### Instruction
Copy each record exactly as it reads, leaving out any pictures it holds.

### Supplied information
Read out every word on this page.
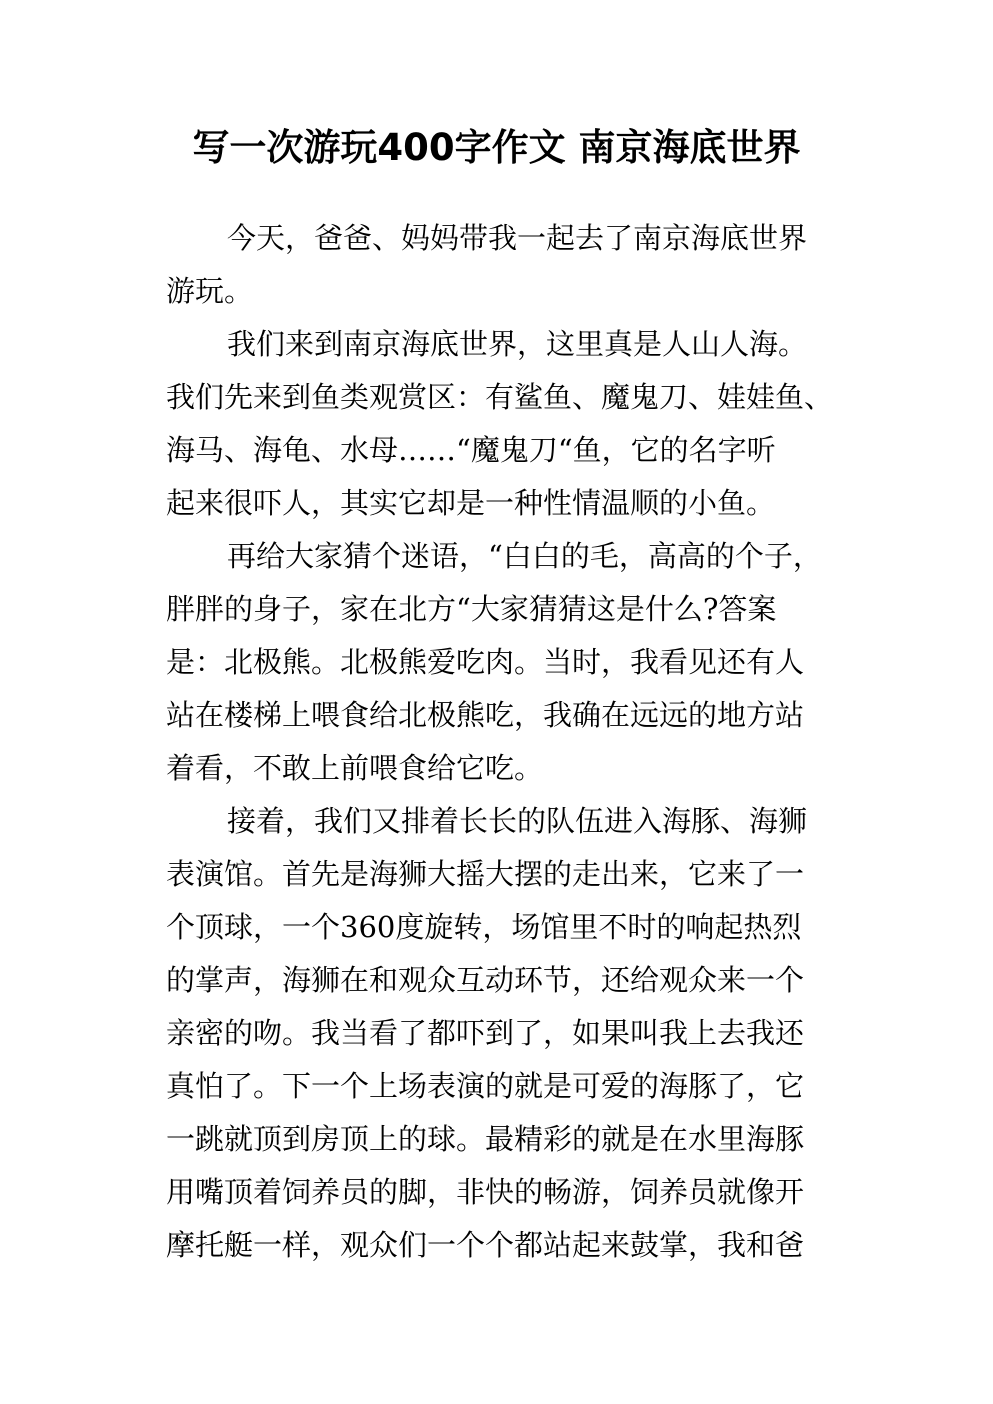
写一次游玩400字作文 南京海底世界

今天，爸爸、妈妈带我一起去了南京海底世界
游玩。

我们来到南京海底世界，这里真是人山人海。
我们先来到鱼类观赏区：有鲨鱼、魔鬼刀、娃娃鱼、
海马、海龟、水母……“魔鬼刀“鱼，它的名字听
起来很吓人，其实它却是一种性情温顺的小鱼。

再给大家猜个迷语，“白白的毛，高高的个子，
胖胖的身子，家在北方“大家猜猜这是什么?答案
是：北极熊。北极熊爱吃肉。当时，我看见还有人
站在楼梯上喂食给北极熊吃，我确在远远的地方站
着看，不敢上前喂食给它吃。

接着，我们又排着长长的队伍进入海豚、海狮
表演馆。首先是海狮大摇大摆的走出来，它来了一
个顶球，一个360度旋转，场馆里不时的响起热烈
的掌声，海狮在和观众互动环节，还给观众来一个
亲密的吻。我当看了都吓到了，如果叫我上去我还
真怕了。下一个上场表演的就是可爱的海豚了，它
一跳就顶到房顶上的球。最精彩的就是在水里海豚
用嘴顶着饲养员的脚，非快的畅游，饲养员就像开
摩托艇一样，观众们一个个都站起来鼓掌，我和爸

### Problem solution
Read out every word on this page.
写一次游玩400字作文 南京海底世界

今天，爸爸、妈妈带我一起去了南京海底世界
游玩。

我们来到南京海底世界，这里真是人山人海。
我们先来到鱼类观赏区：有鲨鱼、魔鬼刀、娃娃鱼、
海马、海龟、水母……“魔鬼刀“鱼，它的名字听
起来很吓人，其实它却是一种性情温顺的小鱼。

再给大家猜个迷语，“白白的毛，高高的个子，
胖胖的身子，家在北方“大家猜猜这是什么?答案
是：北极熊。北极熊爱吃肉。当时，我看见还有人
站在楼梯上喂食给北极熊吃，我确在远远的地方站
着看，不敢上前喂食给它吃。

接着，我们又排着长长的队伍进入海豚、海狮
表演馆。首先是海狮大摇大摆的走出来，它来了一
个顶球，一个360度旋转，场馆里不时的响起热烈
的掌声，海狮在和观众互动环节，还给观众来一个
亲密的吻。我当看了都吓到了，如果叫我上去我还
真怕了。下一个上场表演的就是可爱的海豚了，它
一跳就顶到房顶上的球。最精彩的就是在水里海豚
用嘴顶着饲养员的脚，非快的畅游，饲养员就像开
摩托艇一样，观众们一个个都站起来鼓掌，我和爸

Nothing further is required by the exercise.